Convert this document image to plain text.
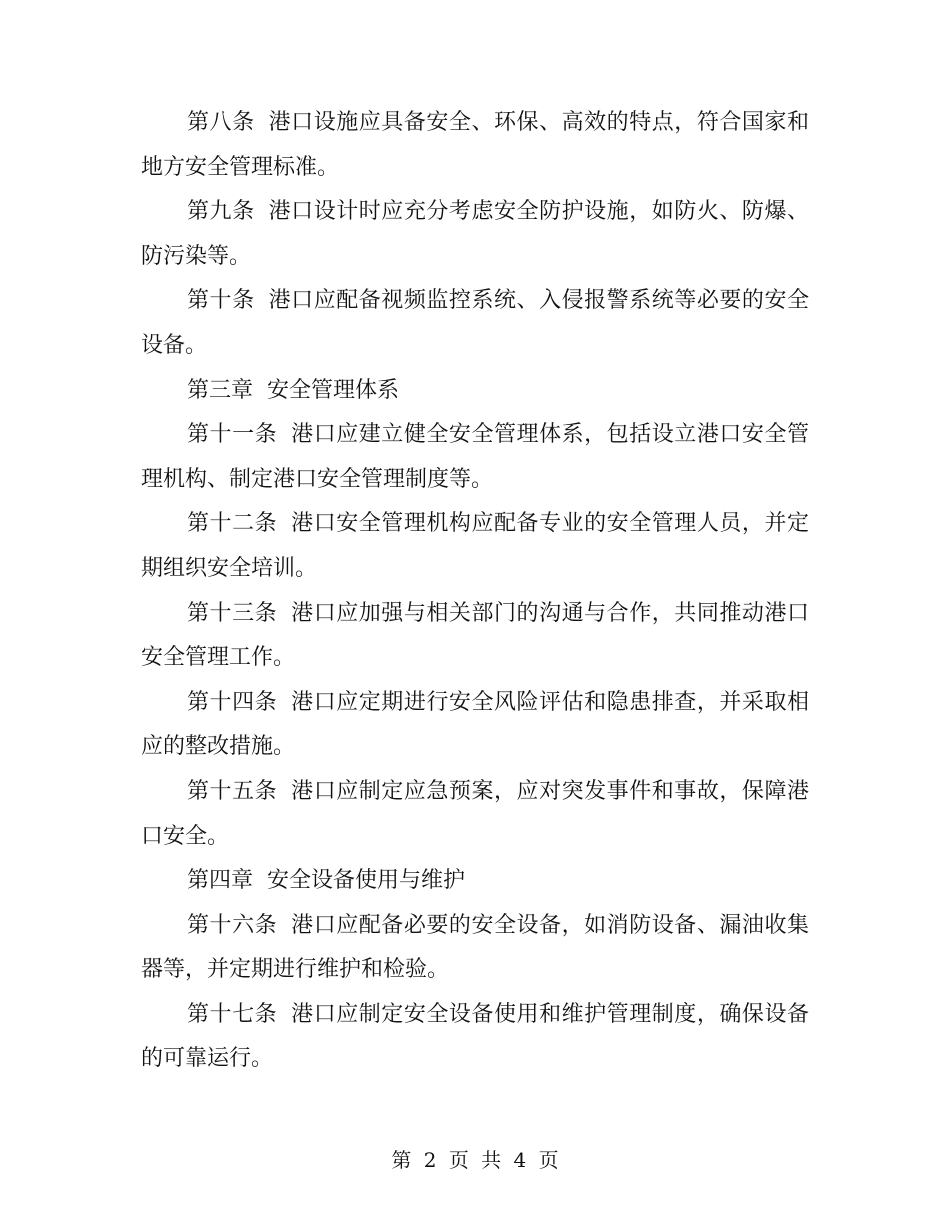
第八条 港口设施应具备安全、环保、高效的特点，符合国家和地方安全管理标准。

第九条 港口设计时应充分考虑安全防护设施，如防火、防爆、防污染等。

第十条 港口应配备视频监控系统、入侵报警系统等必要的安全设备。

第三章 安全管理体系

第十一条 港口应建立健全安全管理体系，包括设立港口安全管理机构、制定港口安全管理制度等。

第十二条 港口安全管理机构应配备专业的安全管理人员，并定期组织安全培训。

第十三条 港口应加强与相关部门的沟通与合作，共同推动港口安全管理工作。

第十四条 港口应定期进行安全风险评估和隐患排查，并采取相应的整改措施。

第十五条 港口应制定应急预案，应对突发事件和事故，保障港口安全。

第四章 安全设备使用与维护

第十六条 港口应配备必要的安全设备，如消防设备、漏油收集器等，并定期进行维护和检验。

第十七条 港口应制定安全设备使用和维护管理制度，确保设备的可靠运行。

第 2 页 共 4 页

-=-=-

• GIVEN TASK:
Repeat the listing in full and exactly. Do not include any images.

• RESPONSE TO THE TASK:
Convert this document image to plain text.
第八条 港口设施应具备安全、环保、高效的特点，符合国家和地方安全管理标准。

第九条 港口设计时应充分考虑安全防护设施，如防火、防爆、防污染等。

第十条 港口应配备视频监控系统、入侵报警系统等必要的安全设备。

第三章 安全管理体系

第十一条 港口应建立健全安全管理体系，包括设立港口安全管理机构、制定港口安全管理制度等。

第十二条 港口安全管理机构应配备专业的安全管理人员，并定期组织安全培训。

第十三条 港口应加强与相关部门的沟通与合作，共同推动港口安全管理工作。

第十四条 港口应定期进行安全风险评估和隐患排查，并采取相应的整改措施。

第十五条 港口应制定应急预案，应对突发事件和事故，保障港口安全。

第四章 安全设备使用与维护

第十六条 港口应配备必要的安全设备，如消防设备、漏油收集器等，并定期进行维护和检验。

第十七条 港口应制定安全设备使用和维护管理制度，确保设备的可靠运行。

第 2 页 共 4 页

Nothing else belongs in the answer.